O avanço digital e nos serviços ofertados por meio de plataformas exigem preocupação com episódios como tais. Há uma necessidade de revisão não só da Estratégia Nacional de Cibersegurança (implementada a nível federal por meio do Decreto nº 10.222/20), mas também da própria LAI. Não se menciona, em nenhum momento do texto da lei, uma preocupação nessa linha – o que poderia fazer sentido há dez anos, mas que atualmente exige revisão.

A Lei de Acesso à Informação também trouxe o conceito de transparência passiva. Nesta hipótese, ao contrário da transparência ativa, o cidadão requer determinada informação para a administração pública. Nesse sentido, a LAI criou efetivamente um processo administrativo de pedido de informação, com etapas e prazos definidos. Essa processualização ocorreu não só a nível federal, mas também em outras esferas federativas.

No contexto da pandemia da Covid-19, houve aumento de pedidos de informação requeridos a nível federal. Em estudo conduzido pelo Programa de Pós-Graduação em Ciência da Informação da UFRJ e publicado na Revista da CGU, foram analisados os pedidos de informação, dirigidos ao governo federal, por meio do Sistema Eletrônico do Serviço de Informação ao Cidadão (e-SIC). Foi analisado o período do 1º semestre de 2020 e o recorte de conteúdo foram os pedidos relacionados à Covid-19, com suas respectivas respostas [2].

=-=-=-=-=

Tarefa proposta >> Transcreva, do texto sobre a Lei de Acesso à Informação, o trecho que começa em "O avanço digital" e vai até "atualmente exige revisão.", sem alterar nada.

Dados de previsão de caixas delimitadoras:
=-=-=-=-=

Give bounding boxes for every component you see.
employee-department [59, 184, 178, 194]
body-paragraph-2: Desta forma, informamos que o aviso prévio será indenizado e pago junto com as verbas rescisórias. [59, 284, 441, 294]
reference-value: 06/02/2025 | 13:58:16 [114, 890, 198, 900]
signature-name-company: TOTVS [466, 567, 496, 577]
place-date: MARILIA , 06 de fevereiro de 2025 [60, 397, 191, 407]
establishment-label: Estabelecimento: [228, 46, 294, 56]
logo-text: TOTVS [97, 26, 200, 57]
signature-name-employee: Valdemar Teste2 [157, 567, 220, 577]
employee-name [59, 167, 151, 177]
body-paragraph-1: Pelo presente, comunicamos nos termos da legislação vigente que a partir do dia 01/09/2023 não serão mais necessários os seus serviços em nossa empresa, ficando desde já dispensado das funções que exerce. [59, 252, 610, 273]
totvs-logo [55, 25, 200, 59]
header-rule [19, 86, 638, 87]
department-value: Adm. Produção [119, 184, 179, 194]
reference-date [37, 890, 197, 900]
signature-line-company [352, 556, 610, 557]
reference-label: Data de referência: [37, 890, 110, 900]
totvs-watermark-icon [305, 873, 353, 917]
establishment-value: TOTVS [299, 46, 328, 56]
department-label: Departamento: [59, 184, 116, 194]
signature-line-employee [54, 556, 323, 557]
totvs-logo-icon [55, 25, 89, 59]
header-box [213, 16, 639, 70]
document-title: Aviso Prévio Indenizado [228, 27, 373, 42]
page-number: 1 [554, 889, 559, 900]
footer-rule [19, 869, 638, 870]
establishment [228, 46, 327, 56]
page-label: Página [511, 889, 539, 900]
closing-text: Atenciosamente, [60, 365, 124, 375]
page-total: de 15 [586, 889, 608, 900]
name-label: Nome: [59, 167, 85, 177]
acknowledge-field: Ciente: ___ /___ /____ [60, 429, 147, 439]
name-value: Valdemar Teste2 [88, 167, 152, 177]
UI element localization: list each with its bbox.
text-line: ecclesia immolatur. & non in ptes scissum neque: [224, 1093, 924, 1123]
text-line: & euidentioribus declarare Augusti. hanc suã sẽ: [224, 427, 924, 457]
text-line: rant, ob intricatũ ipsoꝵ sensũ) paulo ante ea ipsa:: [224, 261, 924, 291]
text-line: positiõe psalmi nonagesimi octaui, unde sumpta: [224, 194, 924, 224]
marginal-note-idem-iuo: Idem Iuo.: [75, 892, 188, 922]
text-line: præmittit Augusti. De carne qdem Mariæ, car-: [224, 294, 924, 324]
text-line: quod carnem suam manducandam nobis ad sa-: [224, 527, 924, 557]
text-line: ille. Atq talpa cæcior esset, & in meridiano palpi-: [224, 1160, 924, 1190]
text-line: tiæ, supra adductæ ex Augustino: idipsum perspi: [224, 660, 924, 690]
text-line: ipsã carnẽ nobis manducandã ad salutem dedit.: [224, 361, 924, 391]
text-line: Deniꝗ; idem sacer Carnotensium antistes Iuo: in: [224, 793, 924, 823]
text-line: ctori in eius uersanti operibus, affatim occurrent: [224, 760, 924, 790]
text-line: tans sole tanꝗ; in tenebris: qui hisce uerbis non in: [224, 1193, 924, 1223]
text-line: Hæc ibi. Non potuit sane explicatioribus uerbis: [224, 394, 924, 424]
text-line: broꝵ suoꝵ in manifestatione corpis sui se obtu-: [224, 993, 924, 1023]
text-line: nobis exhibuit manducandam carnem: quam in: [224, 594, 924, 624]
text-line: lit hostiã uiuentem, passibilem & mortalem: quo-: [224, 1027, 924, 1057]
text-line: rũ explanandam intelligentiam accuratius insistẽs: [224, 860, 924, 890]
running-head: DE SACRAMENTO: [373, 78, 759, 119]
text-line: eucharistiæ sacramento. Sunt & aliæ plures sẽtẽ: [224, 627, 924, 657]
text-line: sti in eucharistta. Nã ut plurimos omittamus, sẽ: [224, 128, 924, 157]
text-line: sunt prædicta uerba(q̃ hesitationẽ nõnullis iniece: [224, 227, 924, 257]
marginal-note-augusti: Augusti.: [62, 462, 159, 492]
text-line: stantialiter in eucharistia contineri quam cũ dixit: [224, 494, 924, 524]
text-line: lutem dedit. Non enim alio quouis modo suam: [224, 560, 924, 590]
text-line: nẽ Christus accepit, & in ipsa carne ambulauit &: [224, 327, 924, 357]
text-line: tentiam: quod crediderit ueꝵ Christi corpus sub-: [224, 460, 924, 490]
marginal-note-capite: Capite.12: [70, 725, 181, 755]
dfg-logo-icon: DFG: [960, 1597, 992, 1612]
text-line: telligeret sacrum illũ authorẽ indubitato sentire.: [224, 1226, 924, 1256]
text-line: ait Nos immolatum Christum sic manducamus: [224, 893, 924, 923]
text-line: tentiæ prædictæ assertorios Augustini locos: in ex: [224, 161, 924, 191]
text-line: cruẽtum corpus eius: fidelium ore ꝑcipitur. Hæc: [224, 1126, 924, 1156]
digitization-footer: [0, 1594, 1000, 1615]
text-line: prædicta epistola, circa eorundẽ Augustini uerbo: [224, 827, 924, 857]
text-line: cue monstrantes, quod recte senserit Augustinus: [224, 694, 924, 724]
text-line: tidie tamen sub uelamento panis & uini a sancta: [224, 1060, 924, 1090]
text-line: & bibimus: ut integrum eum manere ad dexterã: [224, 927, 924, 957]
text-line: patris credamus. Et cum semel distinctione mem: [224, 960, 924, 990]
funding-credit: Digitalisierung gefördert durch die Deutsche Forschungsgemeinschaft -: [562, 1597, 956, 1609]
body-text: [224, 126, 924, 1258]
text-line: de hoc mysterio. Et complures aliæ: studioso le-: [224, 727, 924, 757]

=-=-=-=-=

Resolução do exercício >>
O avanço digital e nos serviços ofertados por meio de plataformas exigem preocupação com episódios como tais. Há uma necessidade de revisão não só da Estratégia Nacional de Cibersegurança (implementada a nível federal por meio do Decreto nº 10.222/20), mas também da própria LAI. Não se menciona, em nenhum momento do texto da lei, uma preocupação nessa linha – o que poderia fazer sentido há dez anos, mas que atualmente exige revisão.